__Work to be completed__
Each entry below is to be transcribed exactly.

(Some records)
-=-=-=-=-

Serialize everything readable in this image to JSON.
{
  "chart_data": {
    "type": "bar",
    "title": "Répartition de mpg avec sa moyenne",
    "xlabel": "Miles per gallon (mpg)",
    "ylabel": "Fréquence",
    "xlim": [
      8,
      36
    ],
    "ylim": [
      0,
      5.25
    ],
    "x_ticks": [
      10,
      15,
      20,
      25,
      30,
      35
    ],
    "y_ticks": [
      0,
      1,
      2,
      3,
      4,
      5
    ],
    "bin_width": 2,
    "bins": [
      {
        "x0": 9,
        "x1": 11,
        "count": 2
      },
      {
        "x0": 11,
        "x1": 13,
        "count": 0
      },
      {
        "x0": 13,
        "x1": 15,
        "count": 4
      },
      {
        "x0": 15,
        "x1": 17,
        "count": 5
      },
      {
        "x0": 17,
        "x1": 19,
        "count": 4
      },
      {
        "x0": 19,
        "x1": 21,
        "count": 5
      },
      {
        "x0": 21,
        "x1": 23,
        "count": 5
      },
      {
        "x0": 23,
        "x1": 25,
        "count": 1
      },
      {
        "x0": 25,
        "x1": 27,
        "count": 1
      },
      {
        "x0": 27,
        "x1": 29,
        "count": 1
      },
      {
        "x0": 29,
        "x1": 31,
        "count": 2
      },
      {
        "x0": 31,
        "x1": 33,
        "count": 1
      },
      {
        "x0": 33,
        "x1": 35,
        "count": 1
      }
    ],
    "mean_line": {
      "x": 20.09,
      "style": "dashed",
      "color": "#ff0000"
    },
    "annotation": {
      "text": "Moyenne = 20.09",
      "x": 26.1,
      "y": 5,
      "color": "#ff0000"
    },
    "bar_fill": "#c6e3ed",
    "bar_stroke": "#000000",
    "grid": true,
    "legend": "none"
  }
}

-=-=-=-=-

__Complete answer__
Serialize everything readable in this image to JSON.
{
  "chart_data": {
    "type": "bar",
    "title": "Répartition de mpg avec sa moyenne",
    "xlabel": "Miles per gallon (mpg)",
    "ylabel": "Fréquence",
    "xlim": [
      8,
      36
    ],
    "ylim": [
      0,
      5.25
    ],
    "x_ticks": [
      10,
      15,
      20,
      25,
      30,
      35
    ],
    "y_ticks": [
      0,
      1,
      2,
      3,
      4,
      5
    ],
    "bin_width": 2,
    "bins": [
      {
        "x0": 9,
        "x1": 11,
        "count": 2
      },
      {
        "x0": 11,
        "x1": 13,
        "count": 0
      },
      {
        "x0": 13,
        "x1": 15,
        "count": 4
      },
      {
        "x0": 15,
        "x1": 17,
        "count": 5
      },
      {
        "x0": 17,
        "x1": 19,
        "count": 4
      },
      {
        "x0": 19,
        "x1": 21,
        "count": 5
      },
      {
        "x0": 21,
        "x1": 23,
        "count": 5
      },
      {
        "x0": 23,
        "x1": 25,
        "count": 1
      },
      {
        "x0": 25,
        "x1": 27,
        "count": 1
      },
      {
        "x0": 27,
        "x1": 29,
        "count": 1
      },
      {
        "x0": 29,
        "x1": 31,
        "count": 2
      },
      {
        "x0": 31,
        "x1": 33,
        "count": 1
      },
      {
        "x0": 33,
        "x1": 35,
        "count": 1
      }
    ],
    "mean_line": {
      "x": 20.09,
      "style": "dashed",
      "color": "#ff0000"
    },
    "annotation": {
      "text": "Moyenne = 20.09",
      "x": 26.1,
      "y": 5,
      "color": "#ff0000"
    },
    "bar_fill": "#c6e3ed",
    "bar_stroke": "#000000",
    "grid": true,
    "legend": "none"
  }
}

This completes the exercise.